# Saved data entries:
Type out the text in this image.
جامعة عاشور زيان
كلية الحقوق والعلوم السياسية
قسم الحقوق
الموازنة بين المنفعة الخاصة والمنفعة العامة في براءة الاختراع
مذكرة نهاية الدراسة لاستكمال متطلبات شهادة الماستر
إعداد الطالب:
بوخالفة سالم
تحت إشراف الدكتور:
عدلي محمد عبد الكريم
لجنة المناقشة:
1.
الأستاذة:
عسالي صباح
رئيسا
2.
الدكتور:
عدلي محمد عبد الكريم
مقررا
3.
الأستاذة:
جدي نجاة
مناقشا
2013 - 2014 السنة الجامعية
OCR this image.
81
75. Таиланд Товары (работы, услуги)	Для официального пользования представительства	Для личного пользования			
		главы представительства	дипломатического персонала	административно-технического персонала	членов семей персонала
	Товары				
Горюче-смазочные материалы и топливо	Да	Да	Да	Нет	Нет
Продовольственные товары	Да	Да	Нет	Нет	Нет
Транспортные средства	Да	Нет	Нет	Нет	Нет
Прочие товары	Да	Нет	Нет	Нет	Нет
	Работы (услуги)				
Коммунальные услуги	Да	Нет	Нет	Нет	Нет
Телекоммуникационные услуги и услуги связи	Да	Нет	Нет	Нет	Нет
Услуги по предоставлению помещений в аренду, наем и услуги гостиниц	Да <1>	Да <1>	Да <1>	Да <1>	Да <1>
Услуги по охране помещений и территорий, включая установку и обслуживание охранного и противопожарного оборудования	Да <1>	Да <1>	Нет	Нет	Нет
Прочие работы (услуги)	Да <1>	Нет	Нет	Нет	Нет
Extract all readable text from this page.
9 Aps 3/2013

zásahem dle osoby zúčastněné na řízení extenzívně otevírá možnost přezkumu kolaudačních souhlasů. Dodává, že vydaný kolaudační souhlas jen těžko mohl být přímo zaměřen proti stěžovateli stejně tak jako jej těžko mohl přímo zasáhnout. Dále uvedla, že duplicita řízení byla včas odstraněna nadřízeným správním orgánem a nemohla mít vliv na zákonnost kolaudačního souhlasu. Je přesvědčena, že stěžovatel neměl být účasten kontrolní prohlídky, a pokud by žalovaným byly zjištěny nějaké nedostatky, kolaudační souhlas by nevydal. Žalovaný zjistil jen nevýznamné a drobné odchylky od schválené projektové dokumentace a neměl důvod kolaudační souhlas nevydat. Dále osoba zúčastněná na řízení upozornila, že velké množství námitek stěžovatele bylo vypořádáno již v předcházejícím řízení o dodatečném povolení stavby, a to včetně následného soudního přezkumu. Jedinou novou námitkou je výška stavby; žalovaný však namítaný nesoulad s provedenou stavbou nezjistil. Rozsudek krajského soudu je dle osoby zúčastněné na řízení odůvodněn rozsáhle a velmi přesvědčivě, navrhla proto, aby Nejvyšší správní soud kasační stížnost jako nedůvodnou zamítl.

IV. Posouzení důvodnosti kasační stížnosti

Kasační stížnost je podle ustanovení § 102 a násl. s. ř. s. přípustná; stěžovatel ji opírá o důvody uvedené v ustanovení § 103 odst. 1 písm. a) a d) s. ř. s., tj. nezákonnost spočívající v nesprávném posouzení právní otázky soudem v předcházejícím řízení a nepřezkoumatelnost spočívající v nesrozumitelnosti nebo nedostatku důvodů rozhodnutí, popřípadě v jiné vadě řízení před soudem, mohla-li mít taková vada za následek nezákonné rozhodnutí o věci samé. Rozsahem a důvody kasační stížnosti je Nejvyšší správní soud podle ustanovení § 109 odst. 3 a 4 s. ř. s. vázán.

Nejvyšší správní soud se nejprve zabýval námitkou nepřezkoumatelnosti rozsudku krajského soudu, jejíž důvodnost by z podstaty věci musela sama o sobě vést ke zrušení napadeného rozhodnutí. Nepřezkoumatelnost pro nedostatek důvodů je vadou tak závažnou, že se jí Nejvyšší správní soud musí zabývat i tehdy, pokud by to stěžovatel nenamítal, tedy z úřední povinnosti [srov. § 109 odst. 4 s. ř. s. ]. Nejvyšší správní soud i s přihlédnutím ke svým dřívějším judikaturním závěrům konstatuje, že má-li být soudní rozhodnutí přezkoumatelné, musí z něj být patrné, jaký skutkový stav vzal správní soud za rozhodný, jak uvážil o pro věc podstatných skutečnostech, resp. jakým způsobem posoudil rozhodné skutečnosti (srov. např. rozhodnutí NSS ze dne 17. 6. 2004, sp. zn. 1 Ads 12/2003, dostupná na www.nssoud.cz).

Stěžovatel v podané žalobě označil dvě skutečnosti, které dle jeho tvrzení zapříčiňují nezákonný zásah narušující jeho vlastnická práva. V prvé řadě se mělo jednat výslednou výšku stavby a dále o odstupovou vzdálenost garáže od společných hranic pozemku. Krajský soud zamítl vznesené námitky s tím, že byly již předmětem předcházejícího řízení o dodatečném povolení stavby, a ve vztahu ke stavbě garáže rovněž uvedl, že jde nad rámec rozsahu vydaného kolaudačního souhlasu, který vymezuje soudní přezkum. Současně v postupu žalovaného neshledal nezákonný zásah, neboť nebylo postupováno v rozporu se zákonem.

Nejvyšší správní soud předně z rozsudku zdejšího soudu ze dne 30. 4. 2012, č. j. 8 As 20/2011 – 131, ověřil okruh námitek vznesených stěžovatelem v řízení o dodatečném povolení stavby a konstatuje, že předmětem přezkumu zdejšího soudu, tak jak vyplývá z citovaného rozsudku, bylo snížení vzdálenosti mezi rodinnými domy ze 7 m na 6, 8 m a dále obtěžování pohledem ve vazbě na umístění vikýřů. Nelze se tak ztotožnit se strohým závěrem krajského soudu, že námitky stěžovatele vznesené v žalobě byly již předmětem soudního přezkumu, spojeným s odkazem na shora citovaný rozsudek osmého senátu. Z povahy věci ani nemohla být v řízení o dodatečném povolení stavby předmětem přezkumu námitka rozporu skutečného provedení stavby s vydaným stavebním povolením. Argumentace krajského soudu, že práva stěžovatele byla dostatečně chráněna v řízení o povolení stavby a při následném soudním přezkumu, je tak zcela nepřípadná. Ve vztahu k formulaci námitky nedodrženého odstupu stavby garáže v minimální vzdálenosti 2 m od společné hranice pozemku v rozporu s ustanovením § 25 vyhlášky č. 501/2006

# AIM:
Without changing a word, restate the whole listing.

# SOLUTION FOR THIS PROBLEM:
Type out the text in this image.
جامعة عاشور زيان
كلية الحقوق والعلوم السياسية
قسم الحقوق
الموازنة بين المنفعة الخاصة والمنفعة العامة في براءة الاختراع
مذكرة نهاية الدراسة لاستكمال متطلبات شهادة الماستر
إعداد الطالب:
بوخالفة سالم
تحت إشراف الدكتور:
عدلي محمد عبد الكريم
لجنة المناقشة:
1.
الأستاذة:
عسالي صباح
رئيسا
2.
الدكتور:
عدلي محمد عبد الكريم
مقررا
3.
الأستاذة:
جدي نجاة
مناقشا
2013 - 2014 السنة الجامعية
OCR this image.
81
75. Таиланд Товары (работы, услуги)	Для официального пользования представительства	Для личного пользования			
		главы представительства	дипломатического персонала	административно-технического персонала	членов семей персонала
	Товары				
Горюче-смазочные материалы и топливо	Да	Да	Да	Нет	Нет
Продовольственные товары	Да	Да	Нет	Нет	Нет
Транспортные средства	Да	Нет	Нет	Нет	Нет
Прочие товары	Да	Нет	Нет	Нет	Нет
	Работы (услуги)				
Коммунальные услуги	Да	Нет	Нет	Нет	Нет
Телекоммуникационные услуги и услуги связи	Да	Нет	Нет	Нет	Нет
Услуги по предоставлению помещений в аренду, наем и услуги гостиниц	Да <1>	Да <1>	Да <1>	Да <1>	Да <1>
Услуги по охране помещений и территорий, включая установку и обслуживание охранного и противопожарного оборудования	Да <1>	Да <1>	Нет	Нет	Нет
Прочие работы (услуги)	Да <1>	Нет	Нет	Нет	Нет
Extract all readable text from this page.
9 Aps 3/2013

zásahem dle osoby zúčastněné na řízení extenzívně otevírá možnost přezkumu kolaudačních souhlasů. Dodává, že vydaný kolaudační souhlas jen těžko mohl být přímo zaměřen proti stěžovateli stejně tak jako jej těžko mohl přímo zasáhnout. Dále uvedla, že duplicita řízení byla včas odstraněna nadřízeným správním orgánem a nemohla mít vliv na zákonnost kolaudačního souhlasu. Je přesvědčena, že stěžovatel neměl být účasten kontrolní prohlídky, a pokud by žalovaným byly zjištěny nějaké nedostatky, kolaudační souhlas by nevydal. Žalovaný zjistil jen nevýznamné a drobné odchylky od schválené projektové dokumentace a neměl důvod kolaudační souhlas nevydat. Dále osoba zúčastněná na řízení upozornila, že velké množství námitek stěžovatele bylo vypořádáno již v předcházejícím řízení o dodatečném povolení stavby, a to včetně následného soudního přezkumu. Jedinou novou námitkou je výška stavby; žalovaný však namítaný nesoulad s provedenou stavbou nezjistil. Rozsudek krajského soudu je dle osoby zúčastněné na řízení odůvodněn rozsáhle a velmi přesvědčivě, navrhla proto, aby Nejvyšší správní soud kasační stížnost jako nedůvodnou zamítl.

IV. Posouzení důvodnosti kasační stížnosti

Kasační stížnost je podle ustanovení § 102 a násl. s. ř. s. přípustná; stěžovatel ji opírá o důvody uvedené v ustanovení § 103 odst. 1 písm. a) a d) s. ř. s., tj. nezákonnost spočívající v nesprávném posouzení právní otázky soudem v předcházejícím řízení a nepřezkoumatelnost spočívající v nesrozumitelnosti nebo nedostatku důvodů rozhodnutí, popřípadě v jiné vadě řízení před soudem, mohla-li mít taková vada za následek nezákonné rozhodnutí o věci samé. Rozsahem a důvody kasační stížnosti je Nejvyšší správní soud podle ustanovení § 109 odst. 3 a 4 s. ř. s. vázán.

Nejvyšší správní soud se nejprve zabýval námitkou nepřezkoumatelnosti rozsudku krajského soudu, jejíž důvodnost by z podstaty věci musela sama o sobě vést ke zrušení napadeného rozhodnutí. Nepřezkoumatelnost pro nedostatek důvodů je vadou tak závažnou, že se jí Nejvyšší správní soud musí zabývat i tehdy, pokud by to stěžovatel nenamítal, tedy z úřední povinnosti [srov. § 109 odst. 4 s. ř. s. ]. Nejvyšší správní soud i s přihlédnutím ke svým dřívějším judikaturním závěrům konstatuje, že má-li být soudní rozhodnutí přezkoumatelné, musí z něj být patrné, jaký skutkový stav vzal správní soud za rozhodný, jak uvážil o pro věc podstatných skutečnostech, resp. jakým způsobem posoudil rozhodné skutečnosti (srov. např. rozhodnutí NSS ze dne 17. 6. 2004, sp. zn. 1 Ads 12/2003, dostupná na www.nssoud.cz).

Stěžovatel v podané žalobě označil dvě skutečnosti, které dle jeho tvrzení zapříčiňují nezákonný zásah narušující jeho vlastnická práva. V prvé řadě se mělo jednat výslednou výšku stavby a dále o odstupovou vzdálenost garáže od společných hranic pozemku. Krajský soud zamítl vznesené námitky s tím, že byly již předmětem předcházejícího řízení o dodatečném povolení stavby, a ve vztahu ke stavbě garáže rovněž uvedl, že jde nad rámec rozsahu vydaného kolaudačního souhlasu, který vymezuje soudní přezkum. Současně v postupu žalovaného neshledal nezákonný zásah, neboť nebylo postupováno v rozporu se zákonem.

Nejvyšší správní soud předně z rozsudku zdejšího soudu ze dne 30. 4. 2012, č. j. 8 As 20/2011 – 131, ověřil okruh námitek vznesených stěžovatelem v řízení o dodatečném povolení stavby a konstatuje, že předmětem přezkumu zdejšího soudu, tak jak vyplývá z citovaného rozsudku, bylo snížení vzdálenosti mezi rodinnými domy ze 7 m na 6, 8 m a dále obtěžování pohledem ve vazbě na umístění vikýřů. Nelze se tak ztotožnit se strohým závěrem krajského soudu, že námitky stěžovatele vznesené v žalobě byly již předmětem soudního přezkumu, spojeným s odkazem na shora citovaný rozsudek osmého senátu. Z povahy věci ani nemohla být v řízení o dodatečném povolení stavby předmětem přezkumu námitka rozporu skutečného provedení stavby s vydaným stavebním povolením. Argumentace krajského soudu, že práva stěžovatele byla dostatečně chráněna v řízení o povolení stavby a při následném soudním přezkumu, je tak zcela nepřípadná. Ve vztahu k formulaci námitky nedodrženého odstupu stavby garáže v minimální vzdálenosti 2 m od společné hranice pozemku v rozporu s ustanovením § 25 vyhlášky č. 501/2006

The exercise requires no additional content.